*** Records for the task

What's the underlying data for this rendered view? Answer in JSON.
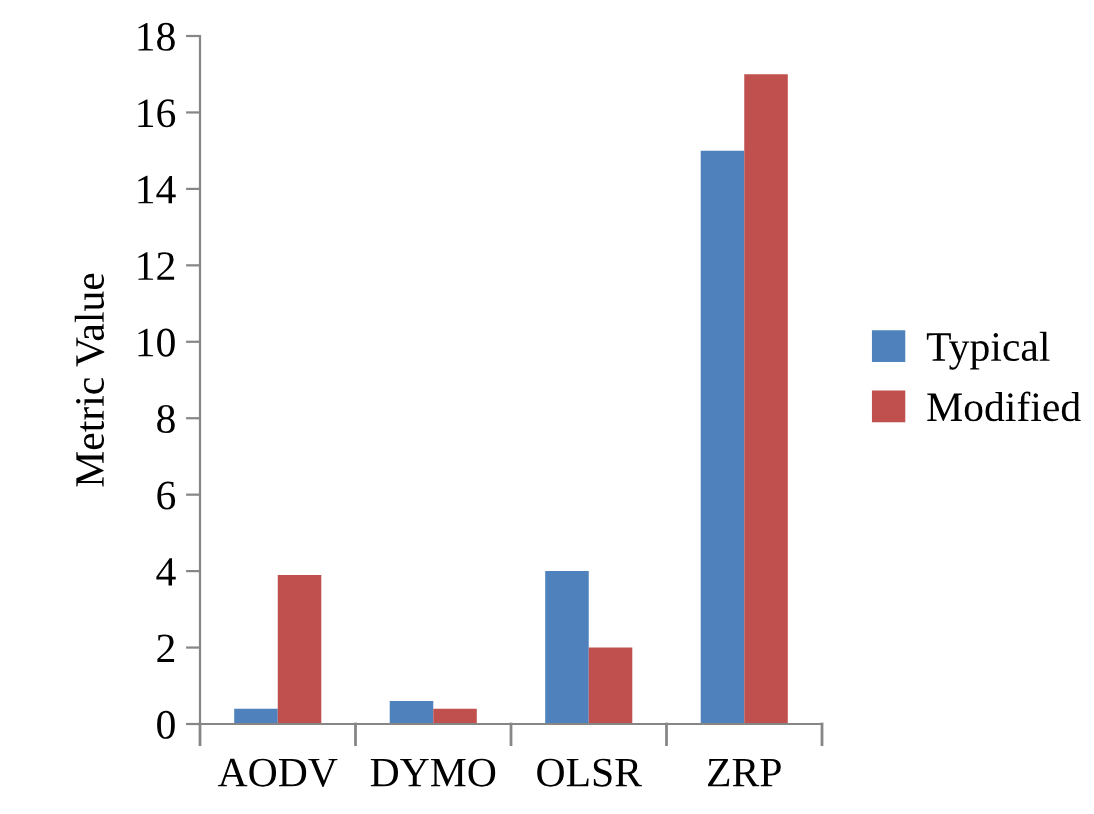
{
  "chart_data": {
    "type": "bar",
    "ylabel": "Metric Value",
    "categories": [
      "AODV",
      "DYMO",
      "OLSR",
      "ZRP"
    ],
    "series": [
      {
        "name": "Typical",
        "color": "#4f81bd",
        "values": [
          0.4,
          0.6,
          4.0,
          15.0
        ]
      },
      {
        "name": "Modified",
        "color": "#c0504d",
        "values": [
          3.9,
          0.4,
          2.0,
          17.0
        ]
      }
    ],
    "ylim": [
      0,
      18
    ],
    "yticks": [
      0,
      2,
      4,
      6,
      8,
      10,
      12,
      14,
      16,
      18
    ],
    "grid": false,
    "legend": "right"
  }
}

******

▶ Written request
Print each line of the material above exactly, with the pictures removed from your copy.

▶ Exercise response
What's the underlying data for this rendered view? Answer in JSON.
{
  "chart_data": {
    "type": "bar",
    "ylabel": "Metric Value",
    "categories": [
      "AODV",
      "DYMO",
      "OLSR",
      "ZRP"
    ],
    "series": [
      {
        "name": "Typical",
        "color": "#4f81bd",
        "values": [
          0.4,
          0.6,
          4.0,
          15.0
        ]
      },
      {
        "name": "Modified",
        "color": "#c0504d",
        "values": [
          3.9,
          0.4,
          2.0,
          17.0
        ]
      }
    ],
    "ylim": [
      0,
      18
    ],
    "yticks": [
      0,
      2,
      4,
      6,
      8,
      10,
      12,
      14,
      16,
      18
    ],
    "grid": false,
    "legend": "right"
  }
}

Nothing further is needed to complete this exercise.